- [Perintah]:
Kembalikan seluruh baris daftar berikut tanpa perubahan apa pun.

- [Bahan Tugas]:

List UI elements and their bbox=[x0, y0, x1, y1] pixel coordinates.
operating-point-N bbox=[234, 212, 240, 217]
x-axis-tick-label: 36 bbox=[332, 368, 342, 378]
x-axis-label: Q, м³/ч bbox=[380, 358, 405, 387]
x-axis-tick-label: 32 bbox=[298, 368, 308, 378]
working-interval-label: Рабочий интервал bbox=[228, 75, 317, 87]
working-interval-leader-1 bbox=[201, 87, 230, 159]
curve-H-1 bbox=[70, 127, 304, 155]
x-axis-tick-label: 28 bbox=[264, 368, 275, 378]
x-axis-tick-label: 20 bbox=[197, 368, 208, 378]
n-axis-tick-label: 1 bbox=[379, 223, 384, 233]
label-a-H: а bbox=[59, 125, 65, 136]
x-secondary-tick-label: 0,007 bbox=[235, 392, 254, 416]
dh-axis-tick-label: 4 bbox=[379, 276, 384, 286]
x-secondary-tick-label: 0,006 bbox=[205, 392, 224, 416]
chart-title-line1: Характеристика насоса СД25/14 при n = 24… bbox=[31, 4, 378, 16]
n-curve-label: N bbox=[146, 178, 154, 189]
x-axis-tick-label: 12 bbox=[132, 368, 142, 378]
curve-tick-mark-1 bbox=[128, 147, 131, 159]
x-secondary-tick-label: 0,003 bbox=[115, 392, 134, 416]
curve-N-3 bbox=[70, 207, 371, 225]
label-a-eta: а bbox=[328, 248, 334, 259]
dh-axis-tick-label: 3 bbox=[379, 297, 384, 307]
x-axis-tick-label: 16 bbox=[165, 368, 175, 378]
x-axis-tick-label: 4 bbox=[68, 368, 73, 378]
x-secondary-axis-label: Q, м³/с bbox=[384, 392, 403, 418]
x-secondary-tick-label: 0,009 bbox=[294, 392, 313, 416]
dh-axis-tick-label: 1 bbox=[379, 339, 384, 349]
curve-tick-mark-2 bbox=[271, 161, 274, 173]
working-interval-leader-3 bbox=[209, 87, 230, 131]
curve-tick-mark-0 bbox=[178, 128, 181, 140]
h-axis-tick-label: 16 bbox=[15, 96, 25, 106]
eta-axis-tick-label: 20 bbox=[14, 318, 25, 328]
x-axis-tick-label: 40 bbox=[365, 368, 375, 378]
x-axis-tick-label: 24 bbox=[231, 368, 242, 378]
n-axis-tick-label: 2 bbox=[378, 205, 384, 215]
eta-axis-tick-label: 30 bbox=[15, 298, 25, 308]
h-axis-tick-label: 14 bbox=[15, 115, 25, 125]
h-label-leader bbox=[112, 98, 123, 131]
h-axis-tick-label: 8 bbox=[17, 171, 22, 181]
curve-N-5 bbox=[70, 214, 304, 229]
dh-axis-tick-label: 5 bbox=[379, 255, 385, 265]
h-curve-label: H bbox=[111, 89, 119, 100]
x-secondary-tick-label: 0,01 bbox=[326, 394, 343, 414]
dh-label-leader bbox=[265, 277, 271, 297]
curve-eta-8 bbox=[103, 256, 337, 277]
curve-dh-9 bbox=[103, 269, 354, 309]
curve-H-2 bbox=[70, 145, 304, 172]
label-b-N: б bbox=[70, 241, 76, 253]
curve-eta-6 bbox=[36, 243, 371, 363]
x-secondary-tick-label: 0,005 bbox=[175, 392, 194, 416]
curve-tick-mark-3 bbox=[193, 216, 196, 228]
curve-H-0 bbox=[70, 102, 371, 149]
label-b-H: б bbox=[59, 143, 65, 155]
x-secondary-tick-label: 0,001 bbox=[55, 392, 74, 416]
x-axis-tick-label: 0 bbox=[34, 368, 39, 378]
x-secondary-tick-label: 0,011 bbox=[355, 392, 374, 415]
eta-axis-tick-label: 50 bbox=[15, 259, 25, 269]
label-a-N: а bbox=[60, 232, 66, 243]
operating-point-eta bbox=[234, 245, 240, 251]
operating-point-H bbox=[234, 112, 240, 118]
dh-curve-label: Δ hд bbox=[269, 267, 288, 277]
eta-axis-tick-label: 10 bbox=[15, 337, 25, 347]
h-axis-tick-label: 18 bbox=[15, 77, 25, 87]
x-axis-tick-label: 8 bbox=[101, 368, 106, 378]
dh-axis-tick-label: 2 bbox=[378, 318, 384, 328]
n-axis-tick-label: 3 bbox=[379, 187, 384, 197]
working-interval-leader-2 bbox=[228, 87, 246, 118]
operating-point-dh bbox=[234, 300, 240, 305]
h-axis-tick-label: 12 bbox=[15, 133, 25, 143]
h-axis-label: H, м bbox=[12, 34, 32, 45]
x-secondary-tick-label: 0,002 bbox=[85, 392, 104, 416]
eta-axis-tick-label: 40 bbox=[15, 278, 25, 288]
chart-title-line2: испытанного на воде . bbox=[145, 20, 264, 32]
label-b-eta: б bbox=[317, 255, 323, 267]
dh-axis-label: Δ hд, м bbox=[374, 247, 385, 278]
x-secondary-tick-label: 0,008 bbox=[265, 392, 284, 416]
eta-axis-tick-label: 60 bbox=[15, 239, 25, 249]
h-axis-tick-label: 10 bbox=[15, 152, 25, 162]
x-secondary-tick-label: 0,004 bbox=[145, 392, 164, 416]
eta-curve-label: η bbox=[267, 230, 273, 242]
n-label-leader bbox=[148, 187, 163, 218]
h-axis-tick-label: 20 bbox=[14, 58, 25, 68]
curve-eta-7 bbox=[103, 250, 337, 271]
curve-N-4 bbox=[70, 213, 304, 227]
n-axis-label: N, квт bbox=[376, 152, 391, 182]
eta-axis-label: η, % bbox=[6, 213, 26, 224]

- [Hasil]:
List UI elements and their bbox=[x0, y0, x1, y1] pixel coordinates.
operating-point-N bbox=[234, 212, 240, 217]
x-axis-tick-label: 36 bbox=[332, 368, 342, 378]
x-axis-label: Q, м³/ч bbox=[380, 358, 405, 387]
x-axis-tick-label: 32 bbox=[298, 368, 308, 378]
working-interval-label: Рабочий интервал bbox=[228, 75, 317, 87]
working-interval-leader-1 bbox=[201, 87, 230, 159]
curve-H-1 bbox=[70, 127, 304, 155]
x-axis-tick-label: 28 bbox=[264, 368, 275, 378]
x-axis-tick-label: 20 bbox=[197, 368, 208, 378]
n-axis-tick-label: 1 bbox=[379, 223, 384, 233]
label-a-H: а bbox=[59, 125, 65, 136]
x-secondary-tick-label: 0,007 bbox=[235, 392, 254, 416]
dh-axis-tick-label: 4 bbox=[379, 276, 384, 286]
x-secondary-tick-label: 0,006 bbox=[205, 392, 224, 416]
chart-title-line1: Характеристика насоса СД25/14 при n = 24… bbox=[31, 4, 378, 16]
n-curve-label: N bbox=[146, 178, 154, 189]
x-axis-tick-label: 12 bbox=[132, 368, 142, 378]
curve-tick-mark-1 bbox=[128, 147, 131, 159]
x-secondary-tick-label: 0,003 bbox=[115, 392, 134, 416]
curve-N-3 bbox=[70, 207, 371, 225]
label-a-eta: а bbox=[328, 248, 334, 259]
dh-axis-tick-label: 3 bbox=[379, 297, 384, 307]
x-axis-tick-label: 16 bbox=[165, 368, 175, 378]
x-axis-tick-label: 4 bbox=[68, 368, 73, 378]
x-secondary-axis-label: Q, м³/с bbox=[384, 392, 403, 418]
x-secondary-tick-label: 0,009 bbox=[294, 392, 313, 416]
dh-axis-tick-label: 1 bbox=[379, 339, 384, 349]
curve-tick-mark-2 bbox=[271, 161, 274, 173]
working-interval-leader-3 bbox=[209, 87, 230, 131]
curve-tick-mark-0 bbox=[178, 128, 181, 140]
h-axis-tick-label: 16 bbox=[15, 96, 25, 106]
eta-axis-tick-label: 20 bbox=[14, 318, 25, 328]
x-axis-tick-label: 40 bbox=[365, 368, 375, 378]
x-axis-tick-label: 24 bbox=[231, 368, 242, 378]
n-axis-tick-label: 2 bbox=[378, 205, 384, 215]
eta-axis-tick-label: 30 bbox=[15, 298, 25, 308]
h-axis-tick-label: 14 bbox=[15, 115, 25, 125]
h-label-leader bbox=[112, 98, 123, 131]
h-axis-tick-label: 8 bbox=[17, 171, 22, 181]
curve-N-5 bbox=[70, 214, 304, 229]
dh-axis-tick-label: 5 bbox=[379, 255, 385, 265]
h-curve-label: H bbox=[111, 89, 119, 100]
x-secondary-tick-label: 0,01 bbox=[326, 394, 343, 414]
dh-label-leader bbox=[265, 277, 271, 297]
curve-eta-8 bbox=[103, 256, 337, 277]
curve-dh-9 bbox=[103, 269, 354, 309]
curve-H-2 bbox=[70, 145, 304, 172]
label-b-N: б bbox=[70, 241, 76, 253]
curve-eta-6 bbox=[36, 243, 371, 363]
x-secondary-tick-label: 0,005 bbox=[175, 392, 194, 416]
curve-tick-mark-3 bbox=[193, 216, 196, 228]
curve-H-0 bbox=[70, 102, 371, 149]
label-b-H: б bbox=[59, 143, 65, 155]
x-secondary-tick-label: 0,001 bbox=[55, 392, 74, 416]
x-axis-tick-label: 0 bbox=[34, 368, 39, 378]
x-secondary-tick-label: 0,011 bbox=[355, 392, 374, 415]
eta-axis-tick-label: 50 bbox=[15, 259, 25, 269]
label-a-N: а bbox=[60, 232, 66, 243]
operating-point-eta bbox=[234, 245, 240, 251]
operating-point-H bbox=[234, 112, 240, 118]
dh-curve-label: Δ hд bbox=[269, 267, 288, 277]
eta-axis-tick-label: 10 bbox=[15, 337, 25, 347]
h-axis-tick-label: 18 bbox=[15, 77, 25, 87]
x-axis-tick-label: 8 bbox=[101, 368, 106, 378]
dh-axis-tick-label: 2 bbox=[378, 318, 384, 328]
n-axis-tick-label: 3 bbox=[379, 187, 384, 197]
working-interval-leader-2 bbox=[228, 87, 246, 118]
operating-point-dh bbox=[234, 300, 240, 305]
h-axis-tick-label: 12 bbox=[15, 133, 25, 143]
h-axis-label: H, м bbox=[12, 34, 32, 45]
x-secondary-tick-label: 0,002 bbox=[85, 392, 104, 416]
eta-axis-tick-label: 40 bbox=[15, 278, 25, 288]
chart-title-line2: испытанного на воде . bbox=[145, 20, 264, 32]
label-b-eta: б bbox=[317, 255, 323, 267]
dh-axis-label: Δ hд, м bbox=[374, 247, 385, 278]
x-secondary-tick-label: 0,008 bbox=[265, 392, 284, 416]
eta-axis-tick-label: 60 bbox=[15, 239, 25, 249]
h-axis-tick-label: 10 bbox=[15, 152, 25, 162]
x-secondary-tick-label: 0,004 bbox=[145, 392, 164, 416]
eta-curve-label: η bbox=[267, 230, 273, 242]
n-label-leader bbox=[148, 187, 163, 218]
h-axis-tick-label: 20 bbox=[14, 58, 25, 68]
curve-eta-7 bbox=[103, 250, 337, 271]
curve-N-4 bbox=[70, 213, 304, 227]
n-axis-label: N, квт bbox=[376, 152, 391, 182]
eta-axis-label: η, % bbox=[6, 213, 26, 224]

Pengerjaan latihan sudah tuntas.